- What you need to do: Find the string "expr" in the listing and report every line that has it.

▬▬▬▬▬▬▬▬▬▬

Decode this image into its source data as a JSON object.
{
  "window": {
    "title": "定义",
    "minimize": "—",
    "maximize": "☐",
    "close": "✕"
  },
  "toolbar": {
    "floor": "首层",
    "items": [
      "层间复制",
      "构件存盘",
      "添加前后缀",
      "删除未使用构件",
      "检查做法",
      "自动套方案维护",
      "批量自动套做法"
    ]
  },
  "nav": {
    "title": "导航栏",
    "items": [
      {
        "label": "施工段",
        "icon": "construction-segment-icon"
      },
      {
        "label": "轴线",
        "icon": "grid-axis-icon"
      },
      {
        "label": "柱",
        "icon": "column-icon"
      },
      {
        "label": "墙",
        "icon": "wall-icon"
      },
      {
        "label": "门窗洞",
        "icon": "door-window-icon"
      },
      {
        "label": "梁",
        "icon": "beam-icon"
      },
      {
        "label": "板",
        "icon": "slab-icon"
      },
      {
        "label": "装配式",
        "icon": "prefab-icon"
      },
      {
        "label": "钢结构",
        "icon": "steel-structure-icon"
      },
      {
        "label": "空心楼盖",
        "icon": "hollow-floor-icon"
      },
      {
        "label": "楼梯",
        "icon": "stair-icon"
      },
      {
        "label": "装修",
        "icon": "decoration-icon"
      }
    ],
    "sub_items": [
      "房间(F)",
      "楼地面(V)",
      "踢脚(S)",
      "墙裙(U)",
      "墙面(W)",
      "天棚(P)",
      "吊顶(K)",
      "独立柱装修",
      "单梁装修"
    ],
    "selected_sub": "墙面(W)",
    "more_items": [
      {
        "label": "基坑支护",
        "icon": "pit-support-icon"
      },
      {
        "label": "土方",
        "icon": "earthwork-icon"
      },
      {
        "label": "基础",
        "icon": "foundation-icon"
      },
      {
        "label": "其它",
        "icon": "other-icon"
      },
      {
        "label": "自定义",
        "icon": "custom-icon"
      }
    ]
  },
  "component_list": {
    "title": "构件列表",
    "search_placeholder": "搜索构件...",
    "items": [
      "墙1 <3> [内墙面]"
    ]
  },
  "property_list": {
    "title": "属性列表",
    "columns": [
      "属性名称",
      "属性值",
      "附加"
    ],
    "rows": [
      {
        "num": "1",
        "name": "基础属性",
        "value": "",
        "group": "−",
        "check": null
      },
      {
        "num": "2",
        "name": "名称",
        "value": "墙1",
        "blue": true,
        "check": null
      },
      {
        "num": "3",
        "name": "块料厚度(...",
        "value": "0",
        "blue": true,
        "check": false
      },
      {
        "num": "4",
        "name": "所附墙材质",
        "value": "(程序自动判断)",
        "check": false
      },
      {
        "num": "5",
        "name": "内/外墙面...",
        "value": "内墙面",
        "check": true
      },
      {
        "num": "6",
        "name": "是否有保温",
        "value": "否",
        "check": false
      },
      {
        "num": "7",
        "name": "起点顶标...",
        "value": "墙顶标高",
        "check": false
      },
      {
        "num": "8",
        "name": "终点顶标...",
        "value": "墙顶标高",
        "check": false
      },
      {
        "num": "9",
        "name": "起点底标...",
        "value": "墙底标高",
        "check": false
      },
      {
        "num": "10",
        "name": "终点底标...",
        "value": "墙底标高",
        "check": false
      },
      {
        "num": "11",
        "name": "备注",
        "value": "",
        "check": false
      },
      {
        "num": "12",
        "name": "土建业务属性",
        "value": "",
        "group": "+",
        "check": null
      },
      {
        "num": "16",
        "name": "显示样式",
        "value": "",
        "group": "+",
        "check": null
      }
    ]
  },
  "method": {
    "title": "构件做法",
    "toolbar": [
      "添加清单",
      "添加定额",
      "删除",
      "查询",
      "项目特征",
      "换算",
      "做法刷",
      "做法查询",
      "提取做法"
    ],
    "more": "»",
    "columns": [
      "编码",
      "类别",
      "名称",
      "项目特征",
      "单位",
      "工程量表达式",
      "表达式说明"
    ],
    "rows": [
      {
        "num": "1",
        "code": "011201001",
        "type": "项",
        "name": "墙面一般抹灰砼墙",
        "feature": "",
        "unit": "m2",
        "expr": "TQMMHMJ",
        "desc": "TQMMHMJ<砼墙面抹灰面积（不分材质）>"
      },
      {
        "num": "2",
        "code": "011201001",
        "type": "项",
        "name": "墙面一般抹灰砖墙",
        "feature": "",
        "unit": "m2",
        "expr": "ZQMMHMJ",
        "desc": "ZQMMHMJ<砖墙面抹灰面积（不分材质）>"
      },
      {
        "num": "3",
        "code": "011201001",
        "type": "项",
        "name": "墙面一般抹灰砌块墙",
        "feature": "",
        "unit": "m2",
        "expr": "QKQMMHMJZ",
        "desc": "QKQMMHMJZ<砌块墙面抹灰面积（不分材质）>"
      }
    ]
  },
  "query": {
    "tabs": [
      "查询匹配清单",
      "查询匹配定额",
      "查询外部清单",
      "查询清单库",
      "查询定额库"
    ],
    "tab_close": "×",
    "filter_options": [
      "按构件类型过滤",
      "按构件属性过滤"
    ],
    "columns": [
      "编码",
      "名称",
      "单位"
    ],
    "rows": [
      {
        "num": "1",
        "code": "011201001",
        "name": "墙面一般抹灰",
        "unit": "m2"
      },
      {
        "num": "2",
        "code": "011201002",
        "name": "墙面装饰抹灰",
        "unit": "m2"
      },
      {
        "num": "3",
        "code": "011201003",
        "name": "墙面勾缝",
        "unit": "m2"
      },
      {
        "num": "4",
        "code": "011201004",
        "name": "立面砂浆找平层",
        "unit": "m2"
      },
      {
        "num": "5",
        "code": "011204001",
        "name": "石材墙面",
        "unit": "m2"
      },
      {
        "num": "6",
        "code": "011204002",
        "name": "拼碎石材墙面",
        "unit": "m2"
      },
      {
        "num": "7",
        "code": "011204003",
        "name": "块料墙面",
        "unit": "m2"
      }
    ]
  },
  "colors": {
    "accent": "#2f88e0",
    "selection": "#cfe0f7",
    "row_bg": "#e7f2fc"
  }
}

▬▬▬▬▬▬▬▬▬▬

- Answer in full:
        "expr": "TQMMHMJ",
        "expr": "ZQMMHMJ",
        "expr": "QKQMMHMJZ",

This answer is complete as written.